EXERCISE TASK | Find every line below that contains the word "children" and copy it out.

MATERIAL SUPPLIED |
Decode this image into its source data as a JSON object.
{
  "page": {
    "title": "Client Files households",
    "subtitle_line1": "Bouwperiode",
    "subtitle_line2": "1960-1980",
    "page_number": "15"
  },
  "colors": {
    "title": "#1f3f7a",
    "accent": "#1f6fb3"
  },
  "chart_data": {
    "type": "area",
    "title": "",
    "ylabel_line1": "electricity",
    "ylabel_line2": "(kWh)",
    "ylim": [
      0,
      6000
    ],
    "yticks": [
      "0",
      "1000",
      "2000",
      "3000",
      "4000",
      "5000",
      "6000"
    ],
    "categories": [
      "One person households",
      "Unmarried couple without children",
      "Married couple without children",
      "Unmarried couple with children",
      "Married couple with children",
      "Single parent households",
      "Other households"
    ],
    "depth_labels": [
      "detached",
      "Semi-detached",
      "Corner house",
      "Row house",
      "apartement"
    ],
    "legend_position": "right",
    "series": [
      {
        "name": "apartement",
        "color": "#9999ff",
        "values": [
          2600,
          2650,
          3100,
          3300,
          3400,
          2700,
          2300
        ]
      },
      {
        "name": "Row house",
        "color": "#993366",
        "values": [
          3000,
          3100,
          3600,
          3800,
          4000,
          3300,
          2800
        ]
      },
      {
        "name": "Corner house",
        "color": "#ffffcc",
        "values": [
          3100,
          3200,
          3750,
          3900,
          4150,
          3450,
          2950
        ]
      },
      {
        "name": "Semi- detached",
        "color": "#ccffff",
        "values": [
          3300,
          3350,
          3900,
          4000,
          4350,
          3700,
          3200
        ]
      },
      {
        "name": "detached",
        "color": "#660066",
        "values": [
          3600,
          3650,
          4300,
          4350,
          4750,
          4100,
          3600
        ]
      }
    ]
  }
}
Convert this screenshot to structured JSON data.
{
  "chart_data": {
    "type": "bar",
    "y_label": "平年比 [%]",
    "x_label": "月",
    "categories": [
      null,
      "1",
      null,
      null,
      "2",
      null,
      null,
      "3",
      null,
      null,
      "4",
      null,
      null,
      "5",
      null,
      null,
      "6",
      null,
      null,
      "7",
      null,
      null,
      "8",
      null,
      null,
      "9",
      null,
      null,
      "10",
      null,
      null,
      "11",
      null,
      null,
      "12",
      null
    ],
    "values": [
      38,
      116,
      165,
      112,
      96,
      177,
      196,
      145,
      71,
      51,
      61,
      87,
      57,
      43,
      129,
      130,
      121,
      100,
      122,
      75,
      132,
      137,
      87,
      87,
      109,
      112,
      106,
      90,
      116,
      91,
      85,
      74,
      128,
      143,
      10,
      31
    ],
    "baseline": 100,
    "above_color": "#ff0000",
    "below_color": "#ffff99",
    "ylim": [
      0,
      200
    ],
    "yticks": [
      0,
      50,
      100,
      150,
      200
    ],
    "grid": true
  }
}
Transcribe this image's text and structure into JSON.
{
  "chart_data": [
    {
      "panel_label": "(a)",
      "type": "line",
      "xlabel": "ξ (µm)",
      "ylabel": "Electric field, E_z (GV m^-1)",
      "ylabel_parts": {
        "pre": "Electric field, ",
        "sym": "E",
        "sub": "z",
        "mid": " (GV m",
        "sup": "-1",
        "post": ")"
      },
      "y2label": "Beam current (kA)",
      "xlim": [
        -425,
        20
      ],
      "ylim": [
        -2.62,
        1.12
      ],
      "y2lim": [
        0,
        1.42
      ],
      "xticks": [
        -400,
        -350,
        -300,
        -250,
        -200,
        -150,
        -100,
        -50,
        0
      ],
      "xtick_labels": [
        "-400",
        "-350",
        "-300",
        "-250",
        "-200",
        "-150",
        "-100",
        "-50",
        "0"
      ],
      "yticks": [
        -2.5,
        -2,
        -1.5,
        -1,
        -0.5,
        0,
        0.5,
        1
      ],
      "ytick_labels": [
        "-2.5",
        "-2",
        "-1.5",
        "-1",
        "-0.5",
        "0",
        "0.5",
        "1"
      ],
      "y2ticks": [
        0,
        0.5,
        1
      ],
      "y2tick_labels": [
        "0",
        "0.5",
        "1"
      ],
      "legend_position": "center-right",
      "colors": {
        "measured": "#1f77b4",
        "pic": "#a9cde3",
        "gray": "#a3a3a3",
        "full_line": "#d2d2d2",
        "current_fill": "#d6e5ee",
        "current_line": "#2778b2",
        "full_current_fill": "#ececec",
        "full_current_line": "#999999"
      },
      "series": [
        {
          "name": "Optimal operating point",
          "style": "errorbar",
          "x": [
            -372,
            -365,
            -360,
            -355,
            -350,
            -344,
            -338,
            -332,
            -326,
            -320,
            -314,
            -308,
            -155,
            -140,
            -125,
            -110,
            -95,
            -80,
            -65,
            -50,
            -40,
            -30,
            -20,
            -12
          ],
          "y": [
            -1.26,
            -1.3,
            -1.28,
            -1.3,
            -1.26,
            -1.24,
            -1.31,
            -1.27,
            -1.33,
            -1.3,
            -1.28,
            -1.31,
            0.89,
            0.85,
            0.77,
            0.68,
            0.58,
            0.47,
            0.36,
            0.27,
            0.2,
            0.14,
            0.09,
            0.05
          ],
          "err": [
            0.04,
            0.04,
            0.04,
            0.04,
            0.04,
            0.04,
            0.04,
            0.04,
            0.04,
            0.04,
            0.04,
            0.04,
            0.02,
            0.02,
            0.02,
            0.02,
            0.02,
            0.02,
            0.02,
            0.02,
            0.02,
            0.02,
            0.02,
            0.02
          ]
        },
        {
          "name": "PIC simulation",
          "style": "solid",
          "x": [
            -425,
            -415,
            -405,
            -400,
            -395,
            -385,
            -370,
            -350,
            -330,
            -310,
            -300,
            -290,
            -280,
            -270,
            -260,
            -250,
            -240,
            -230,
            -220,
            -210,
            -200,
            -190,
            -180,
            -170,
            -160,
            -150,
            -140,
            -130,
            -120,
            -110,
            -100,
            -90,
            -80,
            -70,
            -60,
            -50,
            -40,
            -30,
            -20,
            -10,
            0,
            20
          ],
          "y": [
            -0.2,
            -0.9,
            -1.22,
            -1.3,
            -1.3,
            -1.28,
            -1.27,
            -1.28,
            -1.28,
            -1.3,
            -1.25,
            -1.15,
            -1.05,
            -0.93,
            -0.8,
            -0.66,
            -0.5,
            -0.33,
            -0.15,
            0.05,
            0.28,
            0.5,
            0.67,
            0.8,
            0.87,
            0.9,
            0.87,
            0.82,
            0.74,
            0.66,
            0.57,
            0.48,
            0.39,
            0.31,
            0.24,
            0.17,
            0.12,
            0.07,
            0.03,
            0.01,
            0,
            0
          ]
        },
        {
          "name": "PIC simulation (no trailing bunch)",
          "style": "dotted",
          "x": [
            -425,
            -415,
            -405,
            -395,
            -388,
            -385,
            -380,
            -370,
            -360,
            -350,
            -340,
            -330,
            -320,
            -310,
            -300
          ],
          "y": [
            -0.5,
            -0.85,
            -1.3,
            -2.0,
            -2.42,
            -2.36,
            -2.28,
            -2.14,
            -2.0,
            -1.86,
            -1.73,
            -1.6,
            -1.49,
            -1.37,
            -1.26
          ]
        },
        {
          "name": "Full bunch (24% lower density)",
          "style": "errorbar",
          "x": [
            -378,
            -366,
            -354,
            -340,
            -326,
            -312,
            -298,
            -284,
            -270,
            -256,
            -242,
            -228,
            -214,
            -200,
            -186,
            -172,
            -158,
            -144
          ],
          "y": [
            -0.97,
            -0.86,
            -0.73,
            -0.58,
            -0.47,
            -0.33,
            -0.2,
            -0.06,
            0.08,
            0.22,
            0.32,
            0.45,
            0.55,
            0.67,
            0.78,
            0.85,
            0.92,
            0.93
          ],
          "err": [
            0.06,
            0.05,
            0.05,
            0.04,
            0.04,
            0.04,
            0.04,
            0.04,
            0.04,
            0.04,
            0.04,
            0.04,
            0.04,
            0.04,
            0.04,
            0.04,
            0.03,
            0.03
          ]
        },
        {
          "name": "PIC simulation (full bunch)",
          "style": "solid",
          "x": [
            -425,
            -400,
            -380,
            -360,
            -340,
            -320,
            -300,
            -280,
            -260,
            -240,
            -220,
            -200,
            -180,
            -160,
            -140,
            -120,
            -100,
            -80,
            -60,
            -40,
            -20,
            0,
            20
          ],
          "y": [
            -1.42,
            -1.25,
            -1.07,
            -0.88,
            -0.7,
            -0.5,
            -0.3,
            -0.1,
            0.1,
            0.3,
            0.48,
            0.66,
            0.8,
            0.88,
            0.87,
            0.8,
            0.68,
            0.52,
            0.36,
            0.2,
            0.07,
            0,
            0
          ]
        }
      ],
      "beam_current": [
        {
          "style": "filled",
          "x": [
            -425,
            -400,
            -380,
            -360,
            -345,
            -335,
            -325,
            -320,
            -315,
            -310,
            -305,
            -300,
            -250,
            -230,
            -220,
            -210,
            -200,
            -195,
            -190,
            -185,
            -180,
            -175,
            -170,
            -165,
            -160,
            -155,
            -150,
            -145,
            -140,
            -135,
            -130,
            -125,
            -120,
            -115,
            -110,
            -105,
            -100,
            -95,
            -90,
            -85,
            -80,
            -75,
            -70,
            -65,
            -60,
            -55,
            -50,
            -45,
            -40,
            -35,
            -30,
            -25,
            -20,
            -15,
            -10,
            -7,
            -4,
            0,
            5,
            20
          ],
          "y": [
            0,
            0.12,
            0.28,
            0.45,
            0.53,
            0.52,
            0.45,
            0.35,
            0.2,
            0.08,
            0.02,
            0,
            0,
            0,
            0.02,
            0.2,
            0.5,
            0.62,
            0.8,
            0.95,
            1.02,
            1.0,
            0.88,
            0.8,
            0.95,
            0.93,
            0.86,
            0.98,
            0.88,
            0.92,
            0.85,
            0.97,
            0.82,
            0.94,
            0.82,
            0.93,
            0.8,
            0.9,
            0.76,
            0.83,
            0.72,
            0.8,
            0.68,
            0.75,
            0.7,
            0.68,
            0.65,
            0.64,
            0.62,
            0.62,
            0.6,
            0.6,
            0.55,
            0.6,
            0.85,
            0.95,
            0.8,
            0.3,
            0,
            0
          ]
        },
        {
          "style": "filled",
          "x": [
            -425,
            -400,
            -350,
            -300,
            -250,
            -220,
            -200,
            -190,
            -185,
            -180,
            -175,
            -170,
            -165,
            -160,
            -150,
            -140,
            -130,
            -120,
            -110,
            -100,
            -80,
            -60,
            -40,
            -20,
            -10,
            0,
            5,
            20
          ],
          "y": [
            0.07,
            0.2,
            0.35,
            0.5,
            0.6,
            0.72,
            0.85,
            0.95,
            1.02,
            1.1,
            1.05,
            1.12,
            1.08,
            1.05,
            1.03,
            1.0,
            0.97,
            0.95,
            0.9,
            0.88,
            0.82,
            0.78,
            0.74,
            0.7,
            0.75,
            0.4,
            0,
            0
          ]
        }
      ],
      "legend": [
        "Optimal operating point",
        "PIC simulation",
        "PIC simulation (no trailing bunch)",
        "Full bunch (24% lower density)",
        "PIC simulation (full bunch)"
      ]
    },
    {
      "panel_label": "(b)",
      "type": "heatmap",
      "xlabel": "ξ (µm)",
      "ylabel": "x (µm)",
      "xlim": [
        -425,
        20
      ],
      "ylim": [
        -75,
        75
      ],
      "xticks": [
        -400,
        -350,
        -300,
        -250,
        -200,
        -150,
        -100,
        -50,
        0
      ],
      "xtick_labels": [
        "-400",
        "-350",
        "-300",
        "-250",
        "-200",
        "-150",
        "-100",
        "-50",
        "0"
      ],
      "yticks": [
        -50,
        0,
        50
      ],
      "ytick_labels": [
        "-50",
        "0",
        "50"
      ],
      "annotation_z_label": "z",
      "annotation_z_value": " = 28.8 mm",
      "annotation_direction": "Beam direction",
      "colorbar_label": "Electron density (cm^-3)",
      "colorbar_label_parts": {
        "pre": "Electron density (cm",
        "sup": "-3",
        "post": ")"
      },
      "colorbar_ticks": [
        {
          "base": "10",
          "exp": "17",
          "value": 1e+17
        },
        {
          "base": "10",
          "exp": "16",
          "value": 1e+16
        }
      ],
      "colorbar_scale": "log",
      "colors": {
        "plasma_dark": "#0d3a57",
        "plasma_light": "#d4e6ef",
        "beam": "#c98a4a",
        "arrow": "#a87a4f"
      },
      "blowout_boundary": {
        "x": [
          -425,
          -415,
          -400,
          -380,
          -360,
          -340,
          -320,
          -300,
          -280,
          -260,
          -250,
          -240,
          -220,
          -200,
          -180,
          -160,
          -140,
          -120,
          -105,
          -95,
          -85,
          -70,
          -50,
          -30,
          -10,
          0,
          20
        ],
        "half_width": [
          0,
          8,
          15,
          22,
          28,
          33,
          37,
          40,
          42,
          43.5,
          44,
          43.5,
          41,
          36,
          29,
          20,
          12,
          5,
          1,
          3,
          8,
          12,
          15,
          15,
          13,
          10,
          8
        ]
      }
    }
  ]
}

FULL SOLUTION |
      "Unmarried couple without children",
      "Married couple without children",
      "Unmarried couple with children",
      "Married couple with children",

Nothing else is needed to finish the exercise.